> _Exercise instructions_: Show each line of the data below that has the string "source" in it.

> _Supplied material_:

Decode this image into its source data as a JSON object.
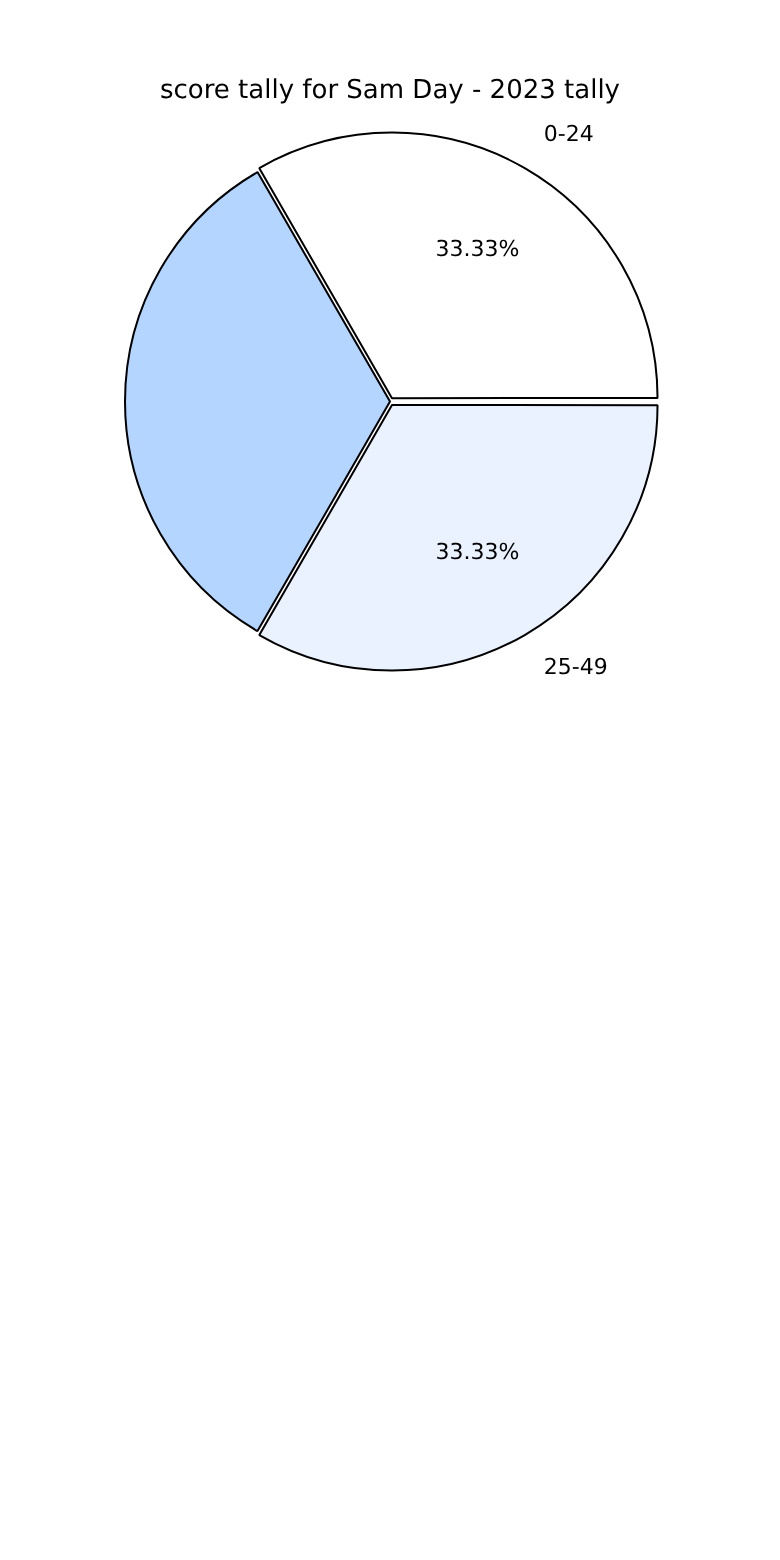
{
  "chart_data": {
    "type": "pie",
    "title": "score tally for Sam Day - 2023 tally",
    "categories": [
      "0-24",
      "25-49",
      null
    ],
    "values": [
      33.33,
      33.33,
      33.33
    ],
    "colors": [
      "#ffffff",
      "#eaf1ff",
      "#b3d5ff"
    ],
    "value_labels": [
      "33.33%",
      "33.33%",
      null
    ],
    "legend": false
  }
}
...
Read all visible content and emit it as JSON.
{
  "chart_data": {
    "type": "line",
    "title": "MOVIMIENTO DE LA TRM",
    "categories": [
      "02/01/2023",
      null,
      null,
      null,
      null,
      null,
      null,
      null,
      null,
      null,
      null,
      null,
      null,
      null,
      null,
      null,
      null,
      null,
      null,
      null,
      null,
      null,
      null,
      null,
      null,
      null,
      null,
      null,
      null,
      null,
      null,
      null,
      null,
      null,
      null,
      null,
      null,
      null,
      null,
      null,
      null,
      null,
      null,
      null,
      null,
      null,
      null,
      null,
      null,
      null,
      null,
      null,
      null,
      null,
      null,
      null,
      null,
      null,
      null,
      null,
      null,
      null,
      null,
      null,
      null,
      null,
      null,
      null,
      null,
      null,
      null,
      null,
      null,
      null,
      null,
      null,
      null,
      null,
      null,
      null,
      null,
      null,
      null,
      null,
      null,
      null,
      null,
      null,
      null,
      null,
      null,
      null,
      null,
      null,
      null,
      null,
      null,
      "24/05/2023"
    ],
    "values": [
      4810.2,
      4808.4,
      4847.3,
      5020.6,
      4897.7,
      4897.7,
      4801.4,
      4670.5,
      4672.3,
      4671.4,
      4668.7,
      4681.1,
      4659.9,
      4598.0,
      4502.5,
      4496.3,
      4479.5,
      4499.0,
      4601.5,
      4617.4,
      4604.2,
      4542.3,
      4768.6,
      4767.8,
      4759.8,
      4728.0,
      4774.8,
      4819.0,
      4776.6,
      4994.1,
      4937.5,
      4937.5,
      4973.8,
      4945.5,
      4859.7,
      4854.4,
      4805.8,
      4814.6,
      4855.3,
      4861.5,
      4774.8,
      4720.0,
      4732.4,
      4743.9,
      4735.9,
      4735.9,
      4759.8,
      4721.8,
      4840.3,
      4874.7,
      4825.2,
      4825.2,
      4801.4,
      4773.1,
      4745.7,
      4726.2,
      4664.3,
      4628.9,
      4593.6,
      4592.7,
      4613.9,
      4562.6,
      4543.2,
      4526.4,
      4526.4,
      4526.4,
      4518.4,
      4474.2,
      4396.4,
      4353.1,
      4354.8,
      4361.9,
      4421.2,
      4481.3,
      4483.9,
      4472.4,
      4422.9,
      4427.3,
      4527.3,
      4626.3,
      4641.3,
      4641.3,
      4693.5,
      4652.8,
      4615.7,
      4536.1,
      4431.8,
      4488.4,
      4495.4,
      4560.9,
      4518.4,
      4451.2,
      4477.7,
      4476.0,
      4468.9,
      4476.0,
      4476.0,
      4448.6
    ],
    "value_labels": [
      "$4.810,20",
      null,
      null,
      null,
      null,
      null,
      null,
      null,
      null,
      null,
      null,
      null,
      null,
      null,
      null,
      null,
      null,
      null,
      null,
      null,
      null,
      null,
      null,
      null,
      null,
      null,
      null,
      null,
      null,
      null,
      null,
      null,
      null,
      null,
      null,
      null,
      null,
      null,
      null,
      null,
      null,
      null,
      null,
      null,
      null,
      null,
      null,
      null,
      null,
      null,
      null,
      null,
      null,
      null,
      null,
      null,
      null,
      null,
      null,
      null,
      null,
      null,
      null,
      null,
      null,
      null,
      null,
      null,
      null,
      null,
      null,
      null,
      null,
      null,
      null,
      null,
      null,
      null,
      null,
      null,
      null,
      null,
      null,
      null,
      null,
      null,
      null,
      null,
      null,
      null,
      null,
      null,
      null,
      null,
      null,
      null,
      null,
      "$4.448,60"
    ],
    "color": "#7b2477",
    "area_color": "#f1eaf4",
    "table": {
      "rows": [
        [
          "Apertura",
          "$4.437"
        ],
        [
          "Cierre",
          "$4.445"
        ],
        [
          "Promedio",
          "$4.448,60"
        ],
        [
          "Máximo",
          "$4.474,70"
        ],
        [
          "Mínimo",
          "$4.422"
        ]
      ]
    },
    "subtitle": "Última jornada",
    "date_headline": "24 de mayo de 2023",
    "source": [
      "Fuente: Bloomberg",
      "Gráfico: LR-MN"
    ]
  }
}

> _Solution to the exercise_:
Decode this image into its source data as a JSON object.
    "source": [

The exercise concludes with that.